━━━ EXCERPTED DATA
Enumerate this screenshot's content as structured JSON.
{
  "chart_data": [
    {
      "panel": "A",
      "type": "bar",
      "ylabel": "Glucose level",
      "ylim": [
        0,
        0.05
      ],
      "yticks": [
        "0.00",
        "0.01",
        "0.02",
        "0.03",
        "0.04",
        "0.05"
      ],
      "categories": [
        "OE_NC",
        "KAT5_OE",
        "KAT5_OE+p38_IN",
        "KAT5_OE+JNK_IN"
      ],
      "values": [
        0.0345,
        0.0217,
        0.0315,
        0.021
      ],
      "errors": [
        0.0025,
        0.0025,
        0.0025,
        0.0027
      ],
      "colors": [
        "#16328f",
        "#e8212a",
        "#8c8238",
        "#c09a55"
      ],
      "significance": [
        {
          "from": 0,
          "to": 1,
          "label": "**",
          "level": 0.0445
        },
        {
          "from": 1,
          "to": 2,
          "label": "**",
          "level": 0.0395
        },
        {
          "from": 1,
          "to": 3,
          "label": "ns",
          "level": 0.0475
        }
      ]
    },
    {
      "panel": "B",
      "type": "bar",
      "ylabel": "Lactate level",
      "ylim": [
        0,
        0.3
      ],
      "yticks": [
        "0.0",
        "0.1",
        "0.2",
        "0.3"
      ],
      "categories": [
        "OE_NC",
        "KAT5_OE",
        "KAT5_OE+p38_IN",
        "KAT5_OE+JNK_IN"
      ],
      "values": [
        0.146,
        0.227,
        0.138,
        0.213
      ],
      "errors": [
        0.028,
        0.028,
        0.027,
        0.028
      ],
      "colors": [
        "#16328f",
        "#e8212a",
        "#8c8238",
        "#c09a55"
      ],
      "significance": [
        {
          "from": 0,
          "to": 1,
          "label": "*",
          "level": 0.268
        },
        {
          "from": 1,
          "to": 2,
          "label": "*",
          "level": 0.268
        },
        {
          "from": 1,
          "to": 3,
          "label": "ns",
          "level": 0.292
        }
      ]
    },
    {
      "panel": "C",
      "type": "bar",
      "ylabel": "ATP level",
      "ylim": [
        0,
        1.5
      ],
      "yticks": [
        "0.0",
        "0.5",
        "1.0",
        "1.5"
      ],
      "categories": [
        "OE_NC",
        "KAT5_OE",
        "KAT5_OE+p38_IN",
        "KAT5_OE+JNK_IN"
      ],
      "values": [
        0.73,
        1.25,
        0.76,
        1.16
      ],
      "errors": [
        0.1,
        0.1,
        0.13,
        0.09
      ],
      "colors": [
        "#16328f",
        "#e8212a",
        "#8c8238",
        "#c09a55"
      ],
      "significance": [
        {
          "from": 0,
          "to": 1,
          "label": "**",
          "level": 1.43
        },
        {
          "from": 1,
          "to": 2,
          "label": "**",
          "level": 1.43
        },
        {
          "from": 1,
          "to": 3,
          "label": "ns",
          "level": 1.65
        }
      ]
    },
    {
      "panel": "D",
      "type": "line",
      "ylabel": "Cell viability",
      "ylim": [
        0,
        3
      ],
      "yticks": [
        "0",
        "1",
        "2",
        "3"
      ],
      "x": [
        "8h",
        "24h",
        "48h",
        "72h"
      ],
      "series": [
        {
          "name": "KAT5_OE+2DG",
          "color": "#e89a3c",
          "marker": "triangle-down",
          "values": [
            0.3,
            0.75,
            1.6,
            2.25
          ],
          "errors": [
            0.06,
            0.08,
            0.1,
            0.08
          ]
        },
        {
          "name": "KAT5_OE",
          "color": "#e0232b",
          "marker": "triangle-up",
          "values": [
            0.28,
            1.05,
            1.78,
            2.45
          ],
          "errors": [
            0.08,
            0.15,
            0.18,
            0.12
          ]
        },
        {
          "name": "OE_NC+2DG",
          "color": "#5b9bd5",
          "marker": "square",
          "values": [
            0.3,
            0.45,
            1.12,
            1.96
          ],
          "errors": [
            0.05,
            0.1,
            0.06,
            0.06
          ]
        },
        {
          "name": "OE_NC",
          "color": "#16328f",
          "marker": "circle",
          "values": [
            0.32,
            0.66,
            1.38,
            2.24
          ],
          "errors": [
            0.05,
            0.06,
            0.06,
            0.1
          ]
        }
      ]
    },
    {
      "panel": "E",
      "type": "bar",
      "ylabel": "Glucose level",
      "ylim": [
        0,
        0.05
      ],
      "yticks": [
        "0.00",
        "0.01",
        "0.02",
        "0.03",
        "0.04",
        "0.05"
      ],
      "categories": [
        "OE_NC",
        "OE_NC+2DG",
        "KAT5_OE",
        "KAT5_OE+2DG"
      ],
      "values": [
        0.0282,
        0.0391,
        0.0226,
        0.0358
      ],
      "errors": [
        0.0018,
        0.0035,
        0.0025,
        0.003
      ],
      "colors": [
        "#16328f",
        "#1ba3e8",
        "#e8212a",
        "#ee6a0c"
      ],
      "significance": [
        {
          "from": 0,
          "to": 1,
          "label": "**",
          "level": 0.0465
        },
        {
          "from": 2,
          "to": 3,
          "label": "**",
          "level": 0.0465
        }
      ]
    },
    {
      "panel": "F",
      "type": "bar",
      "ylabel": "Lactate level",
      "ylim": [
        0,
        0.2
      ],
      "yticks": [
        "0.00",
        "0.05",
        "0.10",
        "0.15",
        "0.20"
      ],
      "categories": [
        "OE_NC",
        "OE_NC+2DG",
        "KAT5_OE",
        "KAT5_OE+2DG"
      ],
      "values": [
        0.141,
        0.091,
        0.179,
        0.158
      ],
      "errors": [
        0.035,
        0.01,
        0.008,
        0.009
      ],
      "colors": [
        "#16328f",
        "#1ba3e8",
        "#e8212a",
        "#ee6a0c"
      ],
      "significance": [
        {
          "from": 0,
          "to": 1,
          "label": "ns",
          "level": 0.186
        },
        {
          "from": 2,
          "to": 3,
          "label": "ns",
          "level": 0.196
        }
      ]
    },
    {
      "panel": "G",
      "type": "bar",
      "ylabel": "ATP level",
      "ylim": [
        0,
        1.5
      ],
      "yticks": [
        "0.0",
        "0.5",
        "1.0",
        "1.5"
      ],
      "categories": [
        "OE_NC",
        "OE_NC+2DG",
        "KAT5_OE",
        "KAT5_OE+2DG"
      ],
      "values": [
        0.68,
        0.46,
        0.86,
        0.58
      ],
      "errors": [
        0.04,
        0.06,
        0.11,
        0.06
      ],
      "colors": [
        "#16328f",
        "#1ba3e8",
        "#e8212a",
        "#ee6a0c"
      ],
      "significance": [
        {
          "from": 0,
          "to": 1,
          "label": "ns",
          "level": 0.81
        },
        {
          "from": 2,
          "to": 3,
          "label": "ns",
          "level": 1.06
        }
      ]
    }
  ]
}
━━━━━━
REQUEST -
Extract the data in full. Keep it word for word.

FINAL ANSWER -
Enumerate this screenshot's content as structured JSON.
{
  "chart_data": [
    {
      "panel": "A",
      "type": "bar",
      "ylabel": "Glucose level",
      "ylim": [
        0,
        0.05
      ],
      "yticks": [
        "0.00",
        "0.01",
        "0.02",
        "0.03",
        "0.04",
        "0.05"
      ],
      "categories": [
        "OE_NC",
        "KAT5_OE",
        "KAT5_OE+p38_IN",
        "KAT5_OE+JNK_IN"
      ],
      "values": [
        0.0345,
        0.0217,
        0.0315,
        0.021
      ],
      "errors": [
        0.0025,
        0.0025,
        0.0025,
        0.0027
      ],
      "colors": [
        "#16328f",
        "#e8212a",
        "#8c8238",
        "#c09a55"
      ],
      "significance": [
        {
          "from": 0,
          "to": 1,
          "label": "**",
          "level": 0.0445
        },
        {
          "from": 1,
          "to": 2,
          "label": "**",
          "level": 0.0395
        },
        {
          "from": 1,
          "to": 3,
          "label": "ns",
          "level": 0.0475
        }
      ]
    },
    {
      "panel": "B",
      "type": "bar",
      "ylabel": "Lactate level",
      "ylim": [
        0,
        0.3
      ],
      "yticks": [
        "0.0",
        "0.1",
        "0.2",
        "0.3"
      ],
      "categories": [
        "OE_NC",
        "KAT5_OE",
        "KAT5_OE+p38_IN",
        "KAT5_OE+JNK_IN"
      ],
      "values": [
        0.146,
        0.227,
        0.138,
        0.213
      ],
      "errors": [
        0.028,
        0.028,
        0.027,
        0.028
      ],
      "colors": [
        "#16328f",
        "#e8212a",
        "#8c8238",
        "#c09a55"
      ],
      "significance": [
        {
          "from": 0,
          "to": 1,
          "label": "*",
          "level": 0.268
        },
        {
          "from": 1,
          "to": 2,
          "label": "*",
          "level": 0.268
        },
        {
          "from": 1,
          "to": 3,
          "label": "ns",
          "level": 0.292
        }
      ]
    },
    {
      "panel": "C",
      "type": "bar",
      "ylabel": "ATP level",
      "ylim": [
        0,
        1.5
      ],
      "yticks": [
        "0.0",
        "0.5",
        "1.0",
        "1.5"
      ],
      "categories": [
        "OE_NC",
        "KAT5_OE",
        "KAT5_OE+p38_IN",
        "KAT5_OE+JNK_IN"
      ],
      "values": [
        0.73,
        1.25,
        0.76,
        1.16
      ],
      "errors": [
        0.1,
        0.1,
        0.13,
        0.09
      ],
      "colors": [
        "#16328f",
        "#e8212a",
        "#8c8238",
        "#c09a55"
      ],
      "significance": [
        {
          "from": 0,
          "to": 1,
          "label": "**",
          "level": 1.43
        },
        {
          "from": 1,
          "to": 2,
          "label": "**",
          "level": 1.43
        },
        {
          "from": 1,
          "to": 3,
          "label": "ns",
          "level": 1.65
        }
      ]
    },
    {
      "panel": "D",
      "type": "line",
      "ylabel": "Cell viability",
      "ylim": [
        0,
        3
      ],
      "yticks": [
        "0",
        "1",
        "2",
        "3"
      ],
      "x": [
        "8h",
        "24h",
        "48h",
        "72h"
      ],
      "series": [
        {
          "name": "KAT5_OE+2DG",
          "color": "#e89a3c",
          "marker": "triangle-down",
          "values": [
            0.3,
            0.75,
            1.6,
            2.25
          ],
          "errors": [
            0.06,
            0.08,
            0.1,
            0.08
          ]
        },
        {
          "name": "KAT5_OE",
          "color": "#e0232b",
          "marker": "triangle-up",
          "values": [
            0.28,
            1.05,
            1.78,
            2.45
          ],
          "errors": [
            0.08,
            0.15,
            0.18,
            0.12
          ]
        },
        {
          "name": "OE_NC+2DG",
          "color": "#5b9bd5",
          "marker": "square",
          "values": [
            0.3,
            0.45,
            1.12,
            1.96
          ],
          "errors": [
            0.05,
            0.1,
            0.06,
            0.06
          ]
        },
        {
          "name": "OE_NC",
          "color": "#16328f",
          "marker": "circle",
          "values": [
            0.32,
            0.66,
            1.38,
            2.24
          ],
          "errors": [
            0.05,
            0.06,
            0.06,
            0.1
          ]
        }
      ]
    },
    {
      "panel": "E",
      "type": "bar",
      "ylabel": "Glucose level",
      "ylim": [
        0,
        0.05
      ],
      "yticks": [
        "0.00",
        "0.01",
        "0.02",
        "0.03",
        "0.04",
        "0.05"
      ],
      "categories": [
        "OE_NC",
        "OE_NC+2DG",
        "KAT5_OE",
        "KAT5_OE+2DG"
      ],
      "values": [
        0.0282,
        0.0391,
        0.0226,
        0.0358
      ],
      "errors": [
        0.0018,
        0.0035,
        0.0025,
        0.003
      ],
      "colors": [
        "#16328f",
        "#1ba3e8",
        "#e8212a",
        "#ee6a0c"
      ],
      "significance": [
        {
          "from": 0,
          "to": 1,
          "label": "**",
          "level": 0.0465
        },
        {
          "from": 2,
          "to": 3,
          "label": "**",
          "level": 0.0465
        }
      ]
    },
    {
      "panel": "F",
      "type": "bar",
      "ylabel": "Lactate level",
      "ylim": [
        0,
        0.2
      ],
      "yticks": [
        "0.00",
        "0.05",
        "0.10",
        "0.15",
        "0.20"
      ],
      "categories": [
        "OE_NC",
        "OE_NC+2DG",
        "KAT5_OE",
        "KAT5_OE+2DG"
      ],
      "values": [
        0.141,
        0.091,
        0.179,
        0.158
      ],
      "errors": [
        0.035,
        0.01,
        0.008,
        0.009
      ],
      "colors": [
        "#16328f",
        "#1ba3e8",
        "#e8212a",
        "#ee6a0c"
      ],
      "significance": [
        {
          "from": 0,
          "to": 1,
          "label": "ns",
          "level": 0.186
        },
        {
          "from": 2,
          "to": 3,
          "label": "ns",
          "level": 0.196
        }
      ]
    },
    {
      "panel": "G",
      "type": "bar",
      "ylabel": "ATP level",
      "ylim": [
        0,
        1.5
      ],
      "yticks": [
        "0.0",
        "0.5",
        "1.0",
        "1.5"
      ],
      "categories": [
        "OE_NC",
        "OE_NC+2DG",
        "KAT5_OE",
        "KAT5_OE+2DG"
      ],
      "values": [
        0.68,
        0.46,
        0.86,
        0.58
      ],
      "errors": [
        0.04,
        0.06,
        0.11,
        0.06
      ],
      "colors": [
        "#16328f",
        "#1ba3e8",
        "#e8212a",
        "#ee6a0c"
      ],
      "significance": [
        {
          "from": 0,
          "to": 1,
          "label": "ns",
          "level": 0.81
        },
        {
          "from": 2,
          "to": 3,
          "label": "ns",
          "level": 1.06
        }
      ]
    }
  ]
}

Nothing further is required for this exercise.